# [Prompt]
Each entry below should be written out exactly as it is, with no pictures.

(Data excerpts)
·····
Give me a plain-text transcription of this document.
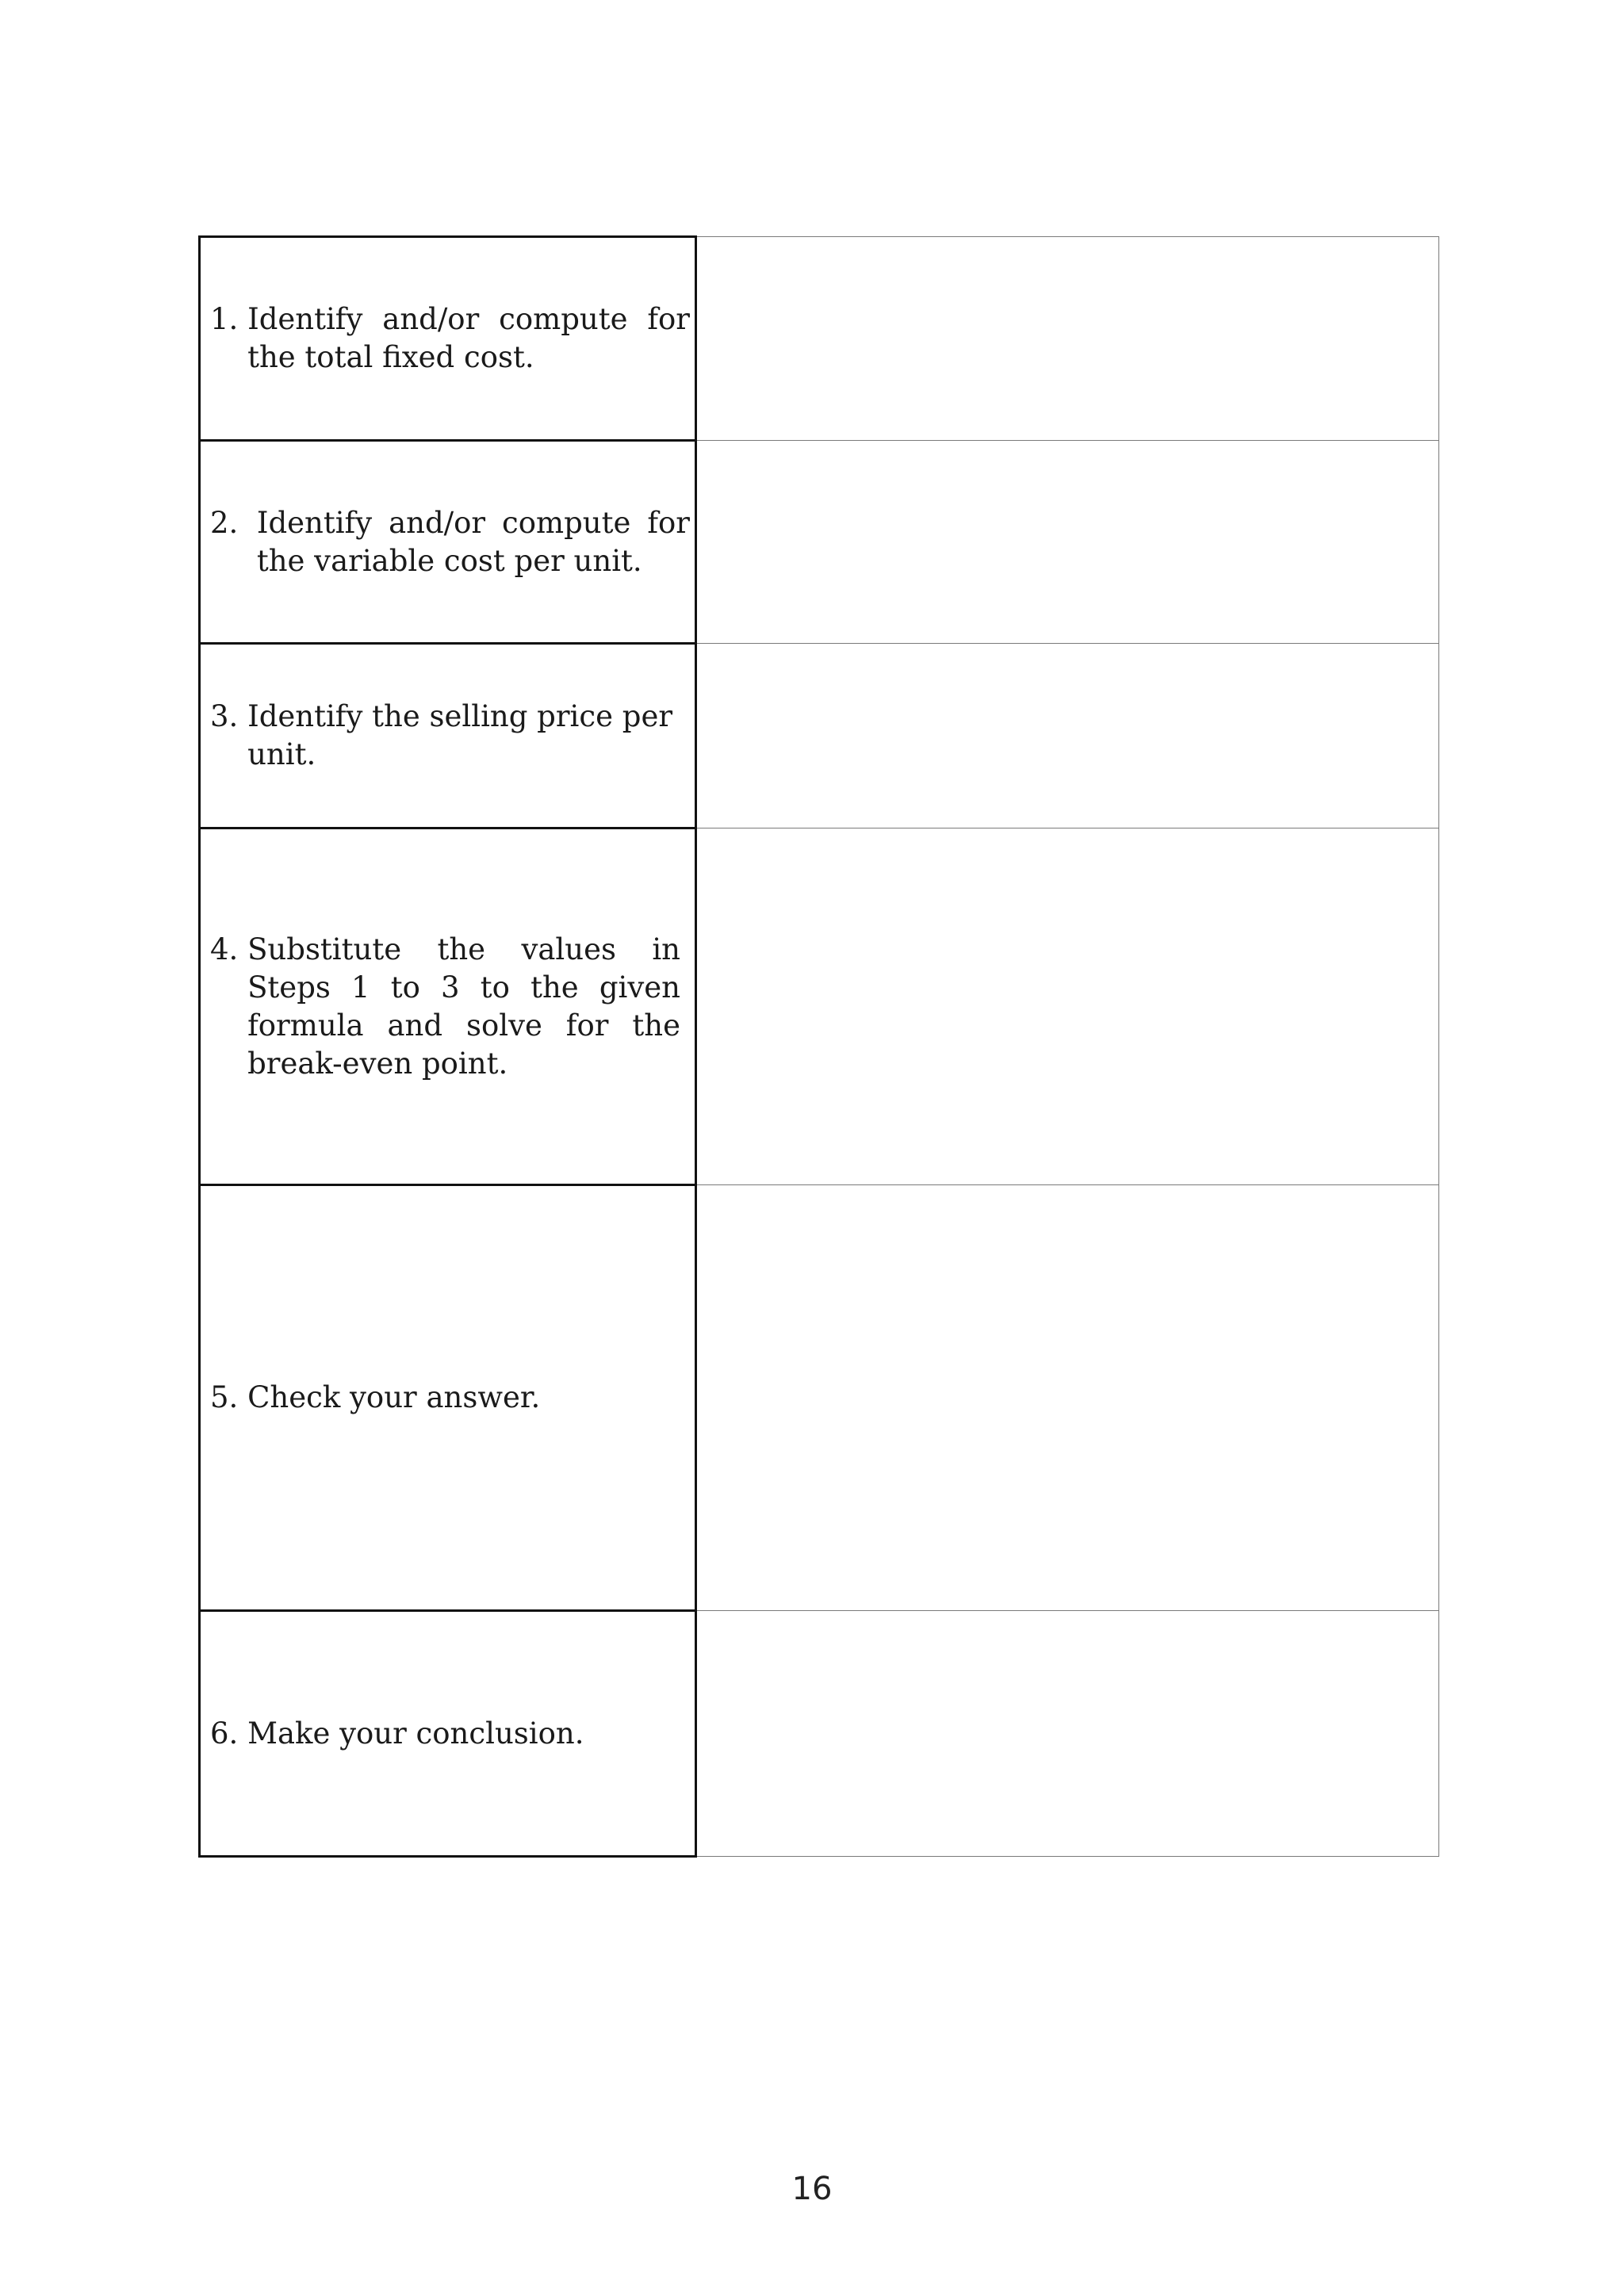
1. Identify and/or compute for the total fixed cost.	

2. Identify and/or compute for the variable cost per unit.	

3. Identify the selling price per unit.	

4. Substitute the values in Steps 1 to 3 to the given formula and solve for the break-even point.	

5. Check your answer.	

6. Make your conclusion.	

16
·····
# [Reply]
Give me a plain-text transcription of this document.
1. Identify and/or compute for the total fixed cost.	

2. Identify and/or compute for the variable cost per unit.	

3. Identify the selling price per unit.	

4. Substitute the values in Steps 1 to 3 to the given formula and solve for the break-even point.	

5. Check your answer.	

6. Make your conclusion.	

16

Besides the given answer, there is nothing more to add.